─── EXTRACTED ENTRIES
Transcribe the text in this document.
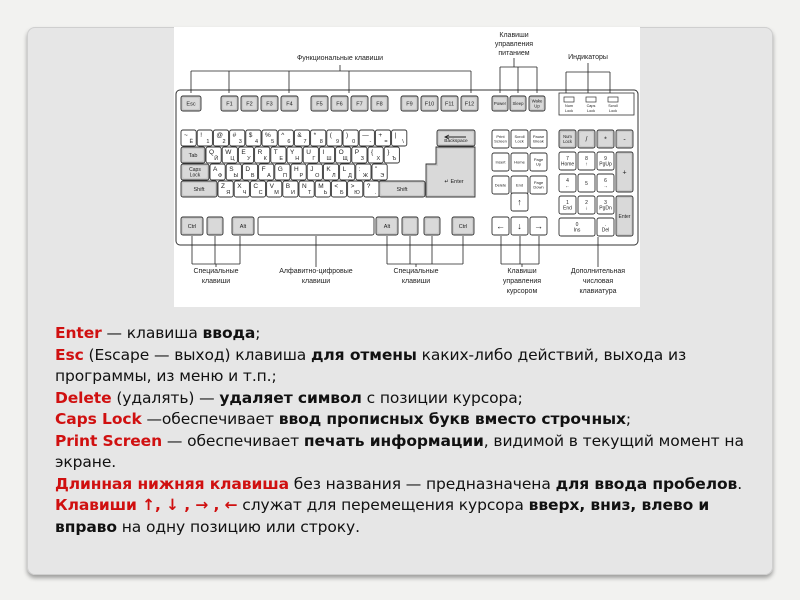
Esc	F1 F2 F3 F4	F5 F6 F7 F8	F9 F10 F11 F12	Power Sleep Wake
Up	Num
Lock
Caps
Lock
Scroll
Lock
~
Ё
!
1
@
2
#
3
$
4
%
5
^
6
&
7
*
8
(
9
)
0
—
-
+
=
|
\	Backspace
Tab Q
Й
W
Ц
E
У
R
К
T
Е
Y
Н
U
Г
I
Ш
O
Щ
P
З
{
Х
}
Ъ
↵ Enter
Caps
Lock
A
Ф
S
Ы
D
В
F
А
G
П
H
Р
J
О
K
Л
L
Д
:
Ж
"
Э
Shift	Z
Я
X
Ч
C
С
V
М
B
И
N
Т
M
Ь
<
Б
>
Ю
?
.
Shift
Ctrl	Alt	Alt	Ctrl
Print
Screen
Scroll
Lock
Pause
Break
Insert Home Page
Up
Delete End	Page
Down
↑
← ↓ →
Num
Lock / * -
7
Home
8
↑
9
PgUp
+
4
←	5	6
→
1
End
2
↓
3
PgDn
Enter
0
Ins
.
Del
Функциональные клавиши
Клавиши
управления
питанием
Индикаторы
Специальные
клавиши
Алфавитно-цифровые
клавиши
Специальные
клавиши
Клавиши
управления
курсором
Дополнительная
числовая
клавиатура

Enter — клавиша ввода;

Esc (Escape — выход) клавиша для отмены каких-либо действий, выхода из программы, из меню и т.п.;

Delete (удалять) — удаляет символ с позиции курсора;

Caps Lock —обеспечивает ввод прописных букв вместо строчных;

Print Screen — обеспечивает печать информации, видимой в текущий момент на экране.

Длинная нижняя клавиша без названия — предназначена для ввода пробелов.

Клавиши ↑, ↓ , → , ← служат для перемещения курсора вверх, вниз, влево и вправо на одну позицию или строку.
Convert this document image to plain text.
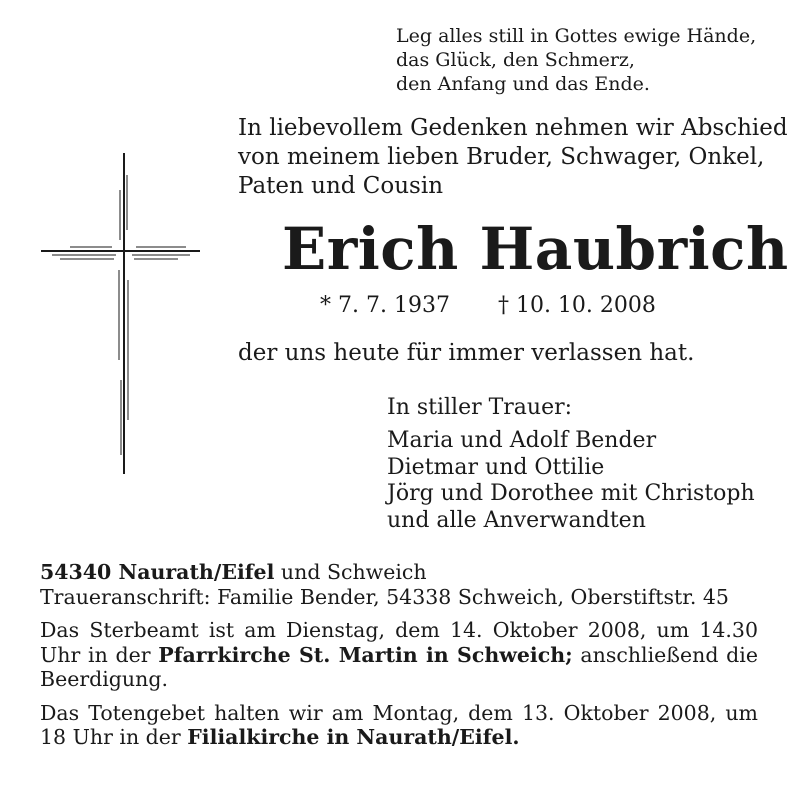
Leg alles still in Gottes ewige Hände,
das Glück, den Schmerz,
den Anfang und das Ende.
In liebevollem Gedenken nehmen wir Abschied
von meinem lieben Bruder, Schwager, Onkel,
Paten und Cousin
Erich Haubrich
* 7. 7. 1937 † 10. 10. 2008
der uns heute für immer verlassen hat.
In stiller Trauer:
Maria und Adolf Bender
Dietmar und Ottilie
Jörg und Dorothee mit Christoph
und alle Anverwandten

54340 Naurath/Eifel und Schweich

Traueranschrift: Familie Bender, 54338 Schweich, Oberstiftstr. 45

Das Sterbeamt ist am Dienstag, dem 14. Oktober 2008, um 14.30 Uhr in der Pfarrkirche St. Martin in Schweich; anschließend die Beerdigung.

Das Totengebet halten wir am Montag, dem 13. Oktober 2008, um 18 Uhr in der Filialkirche in Naurath/Eifel.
──────
OBJECTIVE
Pictures are excluded; repeat every record exactly.

WRITTEN RESPONSE
Transcribe the text in this document.
Esc	F1 F2 F3 F4	F5 F6 F7 F8	F9 F10 F11 F12	Power Sleep Wake
Up	Num
Lock
Caps
Lock
Scroll
Lock
~
Ё
!
1
@
2
#
3
$
4
%
5
^
6
&
7
*
8
(
9
)
0
—
-
+
=
|
\	Backspace
Tab Q
Й
W
Ц
E
У
R
К
T
Е
Y
Н
U
Г
I
Ш
O
Щ
P
З
{
Х
}
Ъ
↵ Enter
Caps
Lock
A
Ф
S
Ы
D
В
F
А
G
П
H
Р
J
О
K
Л
L
Д
:
Ж
"
Э
Shift	Z
Я
X
Ч
C
С
V
М
B
И
N
Т
M
Ь
<
Б
>
Ю
?
.
Shift
Ctrl	Alt	Alt	Ctrl
Print
Screen
Scroll
Lock
Pause
Break
Insert Home Page
Up
Delete End	Page
Down
↑
← ↓ →
Num
Lock / * -
7
Home
8
↑
9
PgUp
+
4
←	5	6
→
1
End
2
↓
3
PgDn
Enter
0
Ins
.
Del
Функциональные клавиши
Клавиши
управления
питанием
Индикаторы
Специальные
клавиши
Алфавитно-цифровые
клавиши
Специальные
клавиши
Клавиши
управления
курсором
Дополнительная
числовая
клавиатура

Enter — клавиша ввода;

Esc (Escape — выход) клавиша для отмены каких-либо действий, выхода из программы, из меню и т.п.;

Delete (удалять) — удаляет символ с позиции курсора;

Caps Lock —обеспечивает ввод прописных букв вместо строчных;

Print Screen — обеспечивает печать информации, видимой в текущий момент на экране.

Длинная нижняя клавиша без названия — предназначена для ввода пробелов.

Клавиши ↑, ↓ , → , ← служат для перемещения курсора вверх, вниз, влево и вправо на одну позицию или строку.
Convert this document image to plain text.
Leg alles still in Gottes ewige Hände,
das Glück, den Schmerz,
den Anfang und das Ende.
In liebevollem Gedenken nehmen wir Abschied
von meinem lieben Bruder, Schwager, Onkel,
Paten und Cousin
Erich Haubrich
* 7. 7. 1937 † 10. 10. 2008
der uns heute für immer verlassen hat.
In stiller Trauer:
Maria und Adolf Bender
Dietmar und Ottilie
Jörg und Dorothee mit Christoph
und alle Anverwandten

54340 Naurath/Eifel und Schweich

Traueranschrift: Familie Bender, 54338 Schweich, Oberstiftstr. 45

Das Sterbeamt ist am Dienstag, dem 14. Oktober 2008, um 14.30 Uhr in der Pfarrkirche St. Martin in Schweich; anschließend die Beerdigung.

Das Totengebet halten wir am Montag, dem 13. Oktober 2008, um 18 Uhr in der Filialkirche in Naurath/Eifel.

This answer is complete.